# Work to be completed
Go through the records and extract every line with the word "rest".

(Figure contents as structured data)
[start]

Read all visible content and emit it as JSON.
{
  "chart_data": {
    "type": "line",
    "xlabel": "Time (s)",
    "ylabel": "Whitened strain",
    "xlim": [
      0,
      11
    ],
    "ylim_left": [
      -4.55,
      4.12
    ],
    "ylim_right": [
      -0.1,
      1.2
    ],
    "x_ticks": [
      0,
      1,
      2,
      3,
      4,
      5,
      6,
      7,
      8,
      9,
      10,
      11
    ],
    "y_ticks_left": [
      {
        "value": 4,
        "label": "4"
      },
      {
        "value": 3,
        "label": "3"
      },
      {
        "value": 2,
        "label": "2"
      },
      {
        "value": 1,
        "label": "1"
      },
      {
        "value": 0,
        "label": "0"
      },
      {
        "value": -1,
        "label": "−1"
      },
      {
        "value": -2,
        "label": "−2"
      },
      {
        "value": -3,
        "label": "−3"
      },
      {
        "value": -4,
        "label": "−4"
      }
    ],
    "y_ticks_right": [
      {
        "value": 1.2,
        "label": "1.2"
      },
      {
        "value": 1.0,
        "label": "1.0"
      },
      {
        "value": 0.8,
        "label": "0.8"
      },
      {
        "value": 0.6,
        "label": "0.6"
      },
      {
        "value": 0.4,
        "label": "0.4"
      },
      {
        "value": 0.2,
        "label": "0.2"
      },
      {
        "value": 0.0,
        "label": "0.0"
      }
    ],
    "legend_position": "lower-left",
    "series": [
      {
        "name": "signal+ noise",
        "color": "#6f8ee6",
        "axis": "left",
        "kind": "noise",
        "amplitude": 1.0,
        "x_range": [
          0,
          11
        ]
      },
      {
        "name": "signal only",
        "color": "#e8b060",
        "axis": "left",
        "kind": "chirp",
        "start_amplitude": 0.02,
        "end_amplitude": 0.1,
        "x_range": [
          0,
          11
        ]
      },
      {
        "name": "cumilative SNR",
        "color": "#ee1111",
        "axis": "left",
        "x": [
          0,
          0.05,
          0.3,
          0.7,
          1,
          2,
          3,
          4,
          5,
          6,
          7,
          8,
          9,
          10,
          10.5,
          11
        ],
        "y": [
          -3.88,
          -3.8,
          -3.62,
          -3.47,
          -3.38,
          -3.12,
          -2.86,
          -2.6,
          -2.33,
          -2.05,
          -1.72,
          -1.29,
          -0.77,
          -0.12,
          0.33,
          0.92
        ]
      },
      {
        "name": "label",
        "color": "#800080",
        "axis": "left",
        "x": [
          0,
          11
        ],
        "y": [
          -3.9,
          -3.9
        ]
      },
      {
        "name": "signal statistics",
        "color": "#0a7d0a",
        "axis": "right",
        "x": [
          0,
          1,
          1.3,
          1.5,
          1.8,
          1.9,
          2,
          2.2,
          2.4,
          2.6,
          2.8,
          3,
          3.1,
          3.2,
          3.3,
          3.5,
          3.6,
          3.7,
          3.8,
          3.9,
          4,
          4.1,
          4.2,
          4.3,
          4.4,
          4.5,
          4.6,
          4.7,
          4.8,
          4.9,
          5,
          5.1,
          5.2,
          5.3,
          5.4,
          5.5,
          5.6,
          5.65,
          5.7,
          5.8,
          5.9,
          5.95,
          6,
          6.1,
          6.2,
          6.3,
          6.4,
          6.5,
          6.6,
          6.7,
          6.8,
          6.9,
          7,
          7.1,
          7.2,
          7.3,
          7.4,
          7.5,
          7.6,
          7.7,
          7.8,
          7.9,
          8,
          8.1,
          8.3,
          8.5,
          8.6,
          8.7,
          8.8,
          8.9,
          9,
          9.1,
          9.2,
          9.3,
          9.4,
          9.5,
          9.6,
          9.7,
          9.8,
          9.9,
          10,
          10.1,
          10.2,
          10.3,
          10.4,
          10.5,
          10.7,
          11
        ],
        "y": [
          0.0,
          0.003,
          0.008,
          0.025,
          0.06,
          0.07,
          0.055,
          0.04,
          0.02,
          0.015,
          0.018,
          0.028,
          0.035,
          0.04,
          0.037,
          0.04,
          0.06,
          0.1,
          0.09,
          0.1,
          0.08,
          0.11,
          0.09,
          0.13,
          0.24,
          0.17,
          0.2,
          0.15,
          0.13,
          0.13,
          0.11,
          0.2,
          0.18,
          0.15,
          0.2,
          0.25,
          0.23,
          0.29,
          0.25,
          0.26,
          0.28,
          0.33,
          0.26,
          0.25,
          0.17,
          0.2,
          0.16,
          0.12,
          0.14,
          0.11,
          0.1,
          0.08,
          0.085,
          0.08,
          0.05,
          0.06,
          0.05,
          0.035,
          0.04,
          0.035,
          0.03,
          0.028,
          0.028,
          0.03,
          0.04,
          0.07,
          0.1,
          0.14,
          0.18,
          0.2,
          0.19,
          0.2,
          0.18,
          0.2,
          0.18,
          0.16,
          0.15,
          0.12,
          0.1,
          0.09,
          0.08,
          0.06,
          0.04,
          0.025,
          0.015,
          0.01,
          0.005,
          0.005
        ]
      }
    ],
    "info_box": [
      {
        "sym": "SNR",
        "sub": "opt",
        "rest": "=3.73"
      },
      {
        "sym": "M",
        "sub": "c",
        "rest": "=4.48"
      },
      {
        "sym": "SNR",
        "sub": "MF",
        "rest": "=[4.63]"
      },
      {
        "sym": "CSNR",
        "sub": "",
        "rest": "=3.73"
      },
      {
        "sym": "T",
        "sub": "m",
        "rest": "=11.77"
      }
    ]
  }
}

[end]

# Output for this exercise
        "rest": "=3.73"
        "rest": "=4.48"
        "rest": "=[4.63]"
        "rest": "=3.73"
        "rest": "=11.77"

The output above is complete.